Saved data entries
-- Begin --
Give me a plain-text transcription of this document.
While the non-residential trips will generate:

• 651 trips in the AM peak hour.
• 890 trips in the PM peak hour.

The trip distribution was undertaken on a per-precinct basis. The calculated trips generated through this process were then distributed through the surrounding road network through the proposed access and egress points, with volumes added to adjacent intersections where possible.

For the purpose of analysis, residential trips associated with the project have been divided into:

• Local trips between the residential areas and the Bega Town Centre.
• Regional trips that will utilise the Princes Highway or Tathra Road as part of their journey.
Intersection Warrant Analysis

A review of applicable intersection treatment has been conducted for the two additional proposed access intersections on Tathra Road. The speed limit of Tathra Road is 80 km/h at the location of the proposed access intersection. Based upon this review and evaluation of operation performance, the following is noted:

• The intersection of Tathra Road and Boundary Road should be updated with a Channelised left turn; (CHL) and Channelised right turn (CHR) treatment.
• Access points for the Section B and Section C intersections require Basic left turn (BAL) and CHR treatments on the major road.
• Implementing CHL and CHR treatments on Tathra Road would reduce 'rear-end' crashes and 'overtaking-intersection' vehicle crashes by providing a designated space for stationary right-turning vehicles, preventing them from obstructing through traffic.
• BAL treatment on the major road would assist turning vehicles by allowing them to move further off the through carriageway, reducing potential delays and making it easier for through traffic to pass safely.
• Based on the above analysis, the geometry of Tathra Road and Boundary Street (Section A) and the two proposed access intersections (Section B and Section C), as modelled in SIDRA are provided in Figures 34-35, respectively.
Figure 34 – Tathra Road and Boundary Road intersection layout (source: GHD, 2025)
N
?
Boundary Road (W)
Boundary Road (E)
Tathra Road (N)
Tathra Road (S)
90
-- End --
-- Begin --
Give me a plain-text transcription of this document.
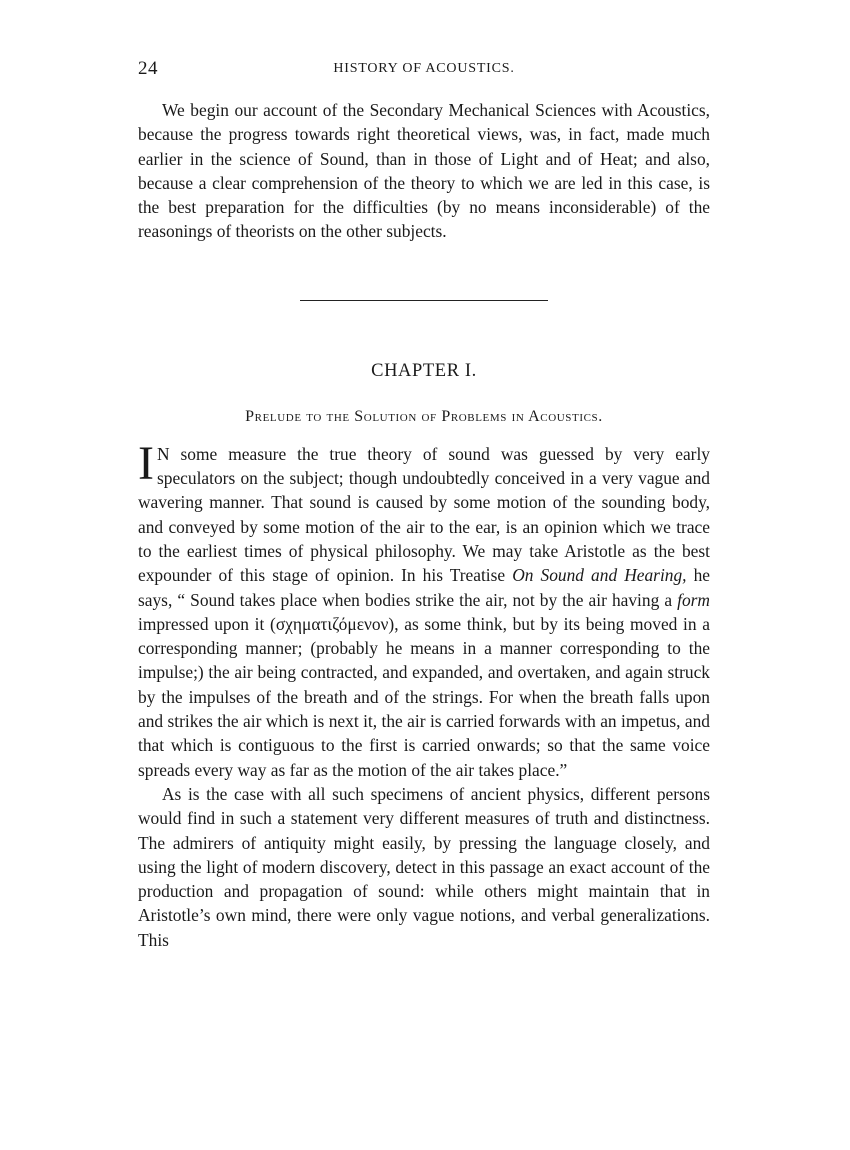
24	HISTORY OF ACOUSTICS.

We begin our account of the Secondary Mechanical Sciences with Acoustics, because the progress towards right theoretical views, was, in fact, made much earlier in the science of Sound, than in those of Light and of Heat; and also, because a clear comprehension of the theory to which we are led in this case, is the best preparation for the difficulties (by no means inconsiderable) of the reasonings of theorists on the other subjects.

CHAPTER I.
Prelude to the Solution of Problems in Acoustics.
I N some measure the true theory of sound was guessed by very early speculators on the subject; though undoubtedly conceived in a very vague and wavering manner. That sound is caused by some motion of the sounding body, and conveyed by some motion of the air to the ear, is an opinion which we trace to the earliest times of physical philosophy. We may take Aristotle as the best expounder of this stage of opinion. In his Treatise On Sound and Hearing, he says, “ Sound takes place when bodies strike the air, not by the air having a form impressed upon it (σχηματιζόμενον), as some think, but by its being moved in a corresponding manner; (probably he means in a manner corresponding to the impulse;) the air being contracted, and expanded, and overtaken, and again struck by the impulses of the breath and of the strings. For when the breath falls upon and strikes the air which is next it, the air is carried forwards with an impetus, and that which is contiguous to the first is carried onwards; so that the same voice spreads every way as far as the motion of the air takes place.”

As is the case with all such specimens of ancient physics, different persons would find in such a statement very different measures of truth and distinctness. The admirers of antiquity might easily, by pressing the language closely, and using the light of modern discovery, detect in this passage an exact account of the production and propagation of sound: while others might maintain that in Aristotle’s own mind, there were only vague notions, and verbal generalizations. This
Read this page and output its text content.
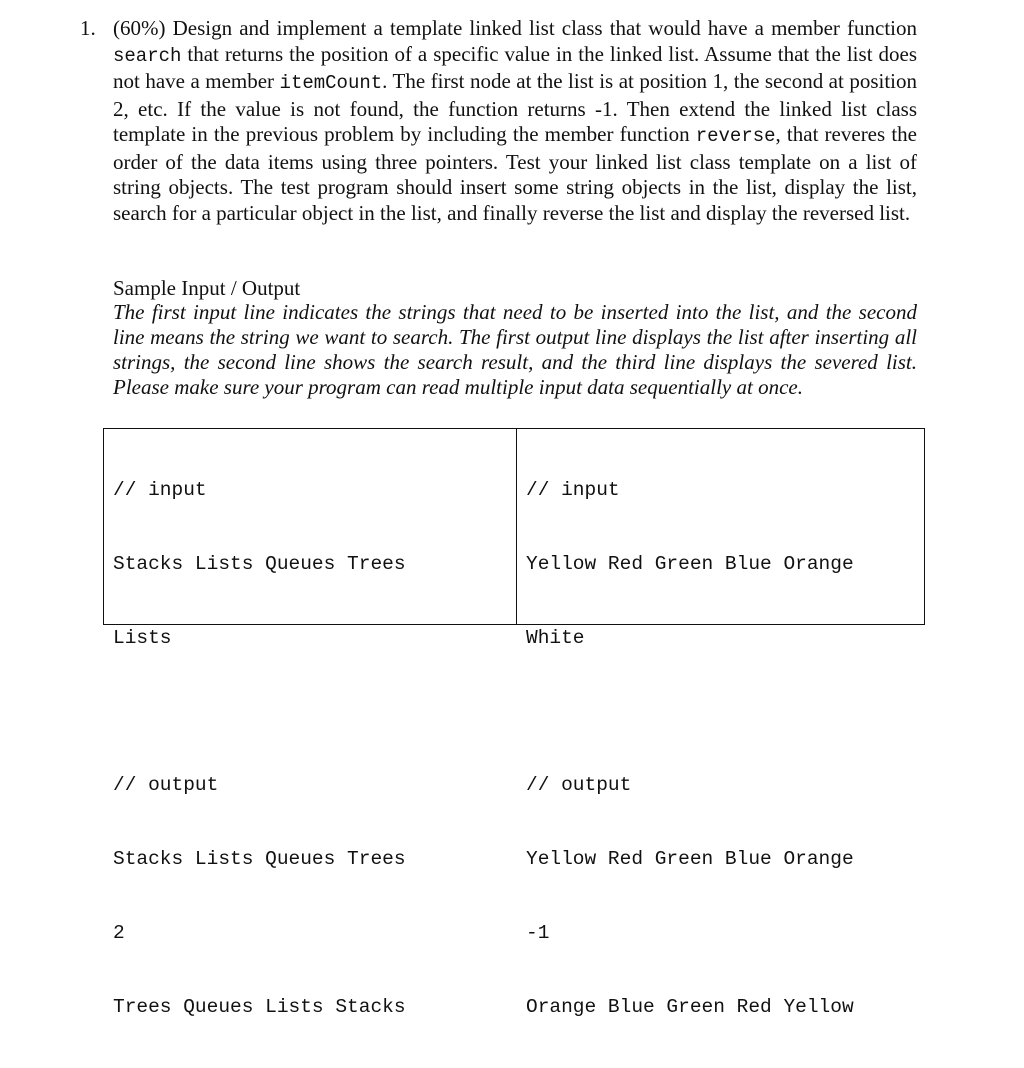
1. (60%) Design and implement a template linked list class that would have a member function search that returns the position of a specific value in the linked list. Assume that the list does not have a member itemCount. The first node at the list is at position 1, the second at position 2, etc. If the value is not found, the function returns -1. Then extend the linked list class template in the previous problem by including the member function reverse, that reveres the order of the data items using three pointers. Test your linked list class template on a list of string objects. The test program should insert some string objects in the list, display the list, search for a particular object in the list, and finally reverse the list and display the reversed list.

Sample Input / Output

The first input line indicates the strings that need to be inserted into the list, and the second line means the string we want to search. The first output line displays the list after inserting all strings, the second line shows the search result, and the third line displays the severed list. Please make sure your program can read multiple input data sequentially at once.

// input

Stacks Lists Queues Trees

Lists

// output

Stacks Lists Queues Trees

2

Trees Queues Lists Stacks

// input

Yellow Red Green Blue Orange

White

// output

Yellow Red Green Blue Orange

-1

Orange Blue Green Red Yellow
-- End --
Look through the listing and extract every line with "treatments" in it.

• Access points for the Section B and Section C intersections require Basic left turn (BAL) and CHR treatments on the major road.
• Implementing CHL and CHR treatments on Tathra Road would reduce 'rear-end' crashes and 'overtaking-intersection' vehicle crashes by providing a designated space for stationary right-turning vehicles, preventing them from obstructing through traffic.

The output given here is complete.